Stored data:
╔══

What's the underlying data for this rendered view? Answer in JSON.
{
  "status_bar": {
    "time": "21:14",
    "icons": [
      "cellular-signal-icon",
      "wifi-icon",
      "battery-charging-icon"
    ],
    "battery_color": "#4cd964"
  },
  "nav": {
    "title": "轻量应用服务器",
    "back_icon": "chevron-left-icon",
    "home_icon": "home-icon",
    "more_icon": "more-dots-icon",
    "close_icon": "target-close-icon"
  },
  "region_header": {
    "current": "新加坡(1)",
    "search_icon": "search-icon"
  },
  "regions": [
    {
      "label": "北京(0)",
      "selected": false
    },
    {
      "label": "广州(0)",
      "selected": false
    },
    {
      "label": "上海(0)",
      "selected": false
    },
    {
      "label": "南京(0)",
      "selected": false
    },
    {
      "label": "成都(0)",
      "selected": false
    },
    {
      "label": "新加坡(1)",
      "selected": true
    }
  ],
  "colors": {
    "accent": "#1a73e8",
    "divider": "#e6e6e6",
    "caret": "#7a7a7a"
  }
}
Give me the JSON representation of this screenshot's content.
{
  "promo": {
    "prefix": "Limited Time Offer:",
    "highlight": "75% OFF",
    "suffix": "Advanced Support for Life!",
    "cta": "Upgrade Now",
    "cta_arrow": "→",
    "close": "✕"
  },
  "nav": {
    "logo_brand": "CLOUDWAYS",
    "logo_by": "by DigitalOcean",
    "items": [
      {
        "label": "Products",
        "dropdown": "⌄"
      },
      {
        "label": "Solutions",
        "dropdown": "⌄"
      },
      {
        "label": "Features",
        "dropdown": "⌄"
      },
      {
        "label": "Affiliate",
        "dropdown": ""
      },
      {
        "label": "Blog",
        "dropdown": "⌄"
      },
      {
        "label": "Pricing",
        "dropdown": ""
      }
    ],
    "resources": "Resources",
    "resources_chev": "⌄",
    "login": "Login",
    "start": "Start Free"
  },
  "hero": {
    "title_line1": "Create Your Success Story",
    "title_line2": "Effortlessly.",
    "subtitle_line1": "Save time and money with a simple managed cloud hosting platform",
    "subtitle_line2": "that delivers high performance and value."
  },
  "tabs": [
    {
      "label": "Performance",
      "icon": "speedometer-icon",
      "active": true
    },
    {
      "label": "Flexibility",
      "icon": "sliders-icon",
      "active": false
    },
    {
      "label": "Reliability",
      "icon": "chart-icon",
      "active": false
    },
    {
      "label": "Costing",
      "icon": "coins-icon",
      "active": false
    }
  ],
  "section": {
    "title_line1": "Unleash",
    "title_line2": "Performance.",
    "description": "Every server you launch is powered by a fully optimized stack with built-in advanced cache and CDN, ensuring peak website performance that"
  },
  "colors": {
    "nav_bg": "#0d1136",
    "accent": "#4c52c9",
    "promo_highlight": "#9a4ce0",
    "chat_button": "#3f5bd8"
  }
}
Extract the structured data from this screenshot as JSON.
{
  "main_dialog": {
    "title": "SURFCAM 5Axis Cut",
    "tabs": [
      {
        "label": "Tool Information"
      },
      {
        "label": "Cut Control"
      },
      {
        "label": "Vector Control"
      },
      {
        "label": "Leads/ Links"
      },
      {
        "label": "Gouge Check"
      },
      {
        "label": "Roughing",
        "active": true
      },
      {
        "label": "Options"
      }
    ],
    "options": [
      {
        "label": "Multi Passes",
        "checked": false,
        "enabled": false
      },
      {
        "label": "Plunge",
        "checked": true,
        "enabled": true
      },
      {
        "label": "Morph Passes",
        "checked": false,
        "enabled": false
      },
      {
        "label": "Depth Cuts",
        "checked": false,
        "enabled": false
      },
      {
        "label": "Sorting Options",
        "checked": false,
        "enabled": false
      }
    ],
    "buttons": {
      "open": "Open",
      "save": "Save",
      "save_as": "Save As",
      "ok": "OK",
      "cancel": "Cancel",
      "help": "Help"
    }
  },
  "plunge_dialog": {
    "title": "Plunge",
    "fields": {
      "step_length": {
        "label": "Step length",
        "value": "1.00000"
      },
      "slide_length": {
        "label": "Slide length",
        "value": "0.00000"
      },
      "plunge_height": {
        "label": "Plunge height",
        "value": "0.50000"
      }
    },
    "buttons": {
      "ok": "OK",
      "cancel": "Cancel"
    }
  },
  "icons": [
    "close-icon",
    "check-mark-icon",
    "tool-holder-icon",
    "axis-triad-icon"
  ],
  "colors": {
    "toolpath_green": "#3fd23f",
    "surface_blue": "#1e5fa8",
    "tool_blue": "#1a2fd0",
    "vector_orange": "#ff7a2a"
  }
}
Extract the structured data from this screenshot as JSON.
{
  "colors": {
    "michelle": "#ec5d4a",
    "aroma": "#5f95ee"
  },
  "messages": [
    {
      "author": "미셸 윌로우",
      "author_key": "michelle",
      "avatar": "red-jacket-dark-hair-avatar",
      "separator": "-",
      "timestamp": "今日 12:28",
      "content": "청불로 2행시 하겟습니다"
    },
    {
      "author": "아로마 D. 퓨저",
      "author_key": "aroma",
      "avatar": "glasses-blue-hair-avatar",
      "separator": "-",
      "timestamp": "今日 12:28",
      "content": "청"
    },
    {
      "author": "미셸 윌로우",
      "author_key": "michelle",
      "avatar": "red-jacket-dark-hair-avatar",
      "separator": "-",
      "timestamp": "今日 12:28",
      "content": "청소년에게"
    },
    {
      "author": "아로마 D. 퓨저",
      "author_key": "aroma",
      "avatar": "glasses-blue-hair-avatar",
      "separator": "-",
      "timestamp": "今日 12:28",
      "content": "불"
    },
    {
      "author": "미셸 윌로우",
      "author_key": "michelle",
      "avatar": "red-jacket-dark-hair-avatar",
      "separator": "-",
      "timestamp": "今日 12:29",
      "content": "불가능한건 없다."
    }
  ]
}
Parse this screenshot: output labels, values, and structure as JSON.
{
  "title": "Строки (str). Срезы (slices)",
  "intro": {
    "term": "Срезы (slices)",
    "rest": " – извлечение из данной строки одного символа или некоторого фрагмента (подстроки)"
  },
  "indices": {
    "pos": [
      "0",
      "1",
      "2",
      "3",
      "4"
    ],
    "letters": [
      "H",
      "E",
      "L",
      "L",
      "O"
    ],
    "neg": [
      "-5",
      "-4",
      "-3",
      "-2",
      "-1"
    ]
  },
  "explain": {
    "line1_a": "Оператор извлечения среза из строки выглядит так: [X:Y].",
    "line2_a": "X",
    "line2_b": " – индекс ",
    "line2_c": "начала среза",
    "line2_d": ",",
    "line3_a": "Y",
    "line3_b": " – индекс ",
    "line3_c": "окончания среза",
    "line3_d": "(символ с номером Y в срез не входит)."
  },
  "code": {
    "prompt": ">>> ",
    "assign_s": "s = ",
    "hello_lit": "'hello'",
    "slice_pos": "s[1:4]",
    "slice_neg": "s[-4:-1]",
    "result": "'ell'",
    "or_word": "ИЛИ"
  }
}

╚══

* Task description *
Scan the material above. Extract every line in which the word "that" occurs.

* Written response *
    "subtitle_line2": "that delivers high performance and value."
    "description": "Every server you launch is powered by a fully optimized stack with built-in advanced cache and CDN, ensuring peak website performance that"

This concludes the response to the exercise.